Records from a data source
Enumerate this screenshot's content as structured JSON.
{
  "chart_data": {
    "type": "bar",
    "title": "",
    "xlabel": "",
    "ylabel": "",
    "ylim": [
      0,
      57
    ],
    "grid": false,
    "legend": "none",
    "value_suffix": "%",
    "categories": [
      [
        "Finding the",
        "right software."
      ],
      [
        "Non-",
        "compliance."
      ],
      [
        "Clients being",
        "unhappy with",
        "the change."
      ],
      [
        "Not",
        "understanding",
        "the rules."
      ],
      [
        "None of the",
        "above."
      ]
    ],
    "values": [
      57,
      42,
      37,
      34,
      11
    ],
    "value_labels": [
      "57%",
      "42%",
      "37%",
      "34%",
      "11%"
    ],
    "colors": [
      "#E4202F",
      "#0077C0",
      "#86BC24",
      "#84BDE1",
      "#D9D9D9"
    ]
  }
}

Requirement
Output all of the material, please, exactly as it stands.

Complete output
Enumerate this screenshot's content as structured JSON.
{
  "chart_data": {
    "type": "bar",
    "title": "",
    "xlabel": "",
    "ylabel": "",
    "ylim": [
      0,
      57
    ],
    "grid": false,
    "legend": "none",
    "value_suffix": "%",
    "categories": [
      [
        "Finding the",
        "right software."
      ],
      [
        "Non-",
        "compliance."
      ],
      [
        "Clients being",
        "unhappy with",
        "the change."
      ],
      [
        "Not",
        "understanding",
        "the rules."
      ],
      [
        "None of the",
        "above."
      ]
    ],
    "values": [
      57,
      42,
      37,
      34,
      11
    ],
    "value_labels": [
      "57%",
      "42%",
      "37%",
      "34%",
      "11%"
    ],
    "colors": [
      "#E4202F",
      "#0077C0",
      "#86BC24",
      "#84BDE1",
      "#D9D9D9"
    ]
  }
}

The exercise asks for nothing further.